(Task prompt) Review the material and extract every line in which the word "this" occurs.

(Material shown)
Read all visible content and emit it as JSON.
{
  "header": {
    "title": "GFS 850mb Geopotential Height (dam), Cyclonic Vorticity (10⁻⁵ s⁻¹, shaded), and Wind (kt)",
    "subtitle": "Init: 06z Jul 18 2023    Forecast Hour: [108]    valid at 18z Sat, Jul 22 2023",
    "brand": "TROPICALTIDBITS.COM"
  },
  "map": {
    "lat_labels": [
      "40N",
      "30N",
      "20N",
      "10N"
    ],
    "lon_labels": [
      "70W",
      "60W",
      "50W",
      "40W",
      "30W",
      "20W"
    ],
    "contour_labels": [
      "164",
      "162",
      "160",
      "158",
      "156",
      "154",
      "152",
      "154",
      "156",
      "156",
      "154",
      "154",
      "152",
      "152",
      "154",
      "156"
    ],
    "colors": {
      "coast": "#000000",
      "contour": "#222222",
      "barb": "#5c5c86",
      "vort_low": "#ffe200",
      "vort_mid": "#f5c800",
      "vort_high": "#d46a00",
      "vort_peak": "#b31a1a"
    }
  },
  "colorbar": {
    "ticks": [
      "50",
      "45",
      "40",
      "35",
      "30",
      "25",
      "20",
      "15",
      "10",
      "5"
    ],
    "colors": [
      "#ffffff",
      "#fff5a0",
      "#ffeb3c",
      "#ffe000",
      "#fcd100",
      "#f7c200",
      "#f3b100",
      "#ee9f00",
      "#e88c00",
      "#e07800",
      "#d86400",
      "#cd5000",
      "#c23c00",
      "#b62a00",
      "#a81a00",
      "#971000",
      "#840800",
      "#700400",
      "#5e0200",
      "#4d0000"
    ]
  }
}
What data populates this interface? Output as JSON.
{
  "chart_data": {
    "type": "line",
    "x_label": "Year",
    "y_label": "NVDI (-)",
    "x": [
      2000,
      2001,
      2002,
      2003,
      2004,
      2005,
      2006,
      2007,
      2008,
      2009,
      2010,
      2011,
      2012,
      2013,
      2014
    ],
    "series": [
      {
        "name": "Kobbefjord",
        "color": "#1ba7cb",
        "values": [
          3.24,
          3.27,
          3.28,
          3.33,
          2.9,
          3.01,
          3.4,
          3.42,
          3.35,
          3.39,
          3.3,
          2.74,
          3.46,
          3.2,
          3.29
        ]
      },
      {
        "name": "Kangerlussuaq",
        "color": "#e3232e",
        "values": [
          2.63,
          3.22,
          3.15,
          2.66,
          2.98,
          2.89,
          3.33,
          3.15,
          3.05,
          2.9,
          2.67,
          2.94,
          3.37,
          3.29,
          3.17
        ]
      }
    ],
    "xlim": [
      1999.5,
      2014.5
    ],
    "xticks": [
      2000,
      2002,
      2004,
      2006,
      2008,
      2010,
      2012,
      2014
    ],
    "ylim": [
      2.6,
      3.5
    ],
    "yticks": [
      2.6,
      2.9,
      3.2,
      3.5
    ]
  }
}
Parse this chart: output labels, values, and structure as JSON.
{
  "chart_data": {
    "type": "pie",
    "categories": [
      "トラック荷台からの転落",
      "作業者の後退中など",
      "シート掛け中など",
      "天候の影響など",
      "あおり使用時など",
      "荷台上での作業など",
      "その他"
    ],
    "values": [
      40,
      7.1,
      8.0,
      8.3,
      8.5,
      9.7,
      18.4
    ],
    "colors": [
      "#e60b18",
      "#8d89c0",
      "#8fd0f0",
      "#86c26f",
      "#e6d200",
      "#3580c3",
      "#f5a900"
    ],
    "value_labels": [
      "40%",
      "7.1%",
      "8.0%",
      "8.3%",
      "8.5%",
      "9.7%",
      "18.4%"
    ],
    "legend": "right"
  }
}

(Task result)
What data populates this interface? Output as JSON.
Parse this chart: output labels, values, and structure as JSON.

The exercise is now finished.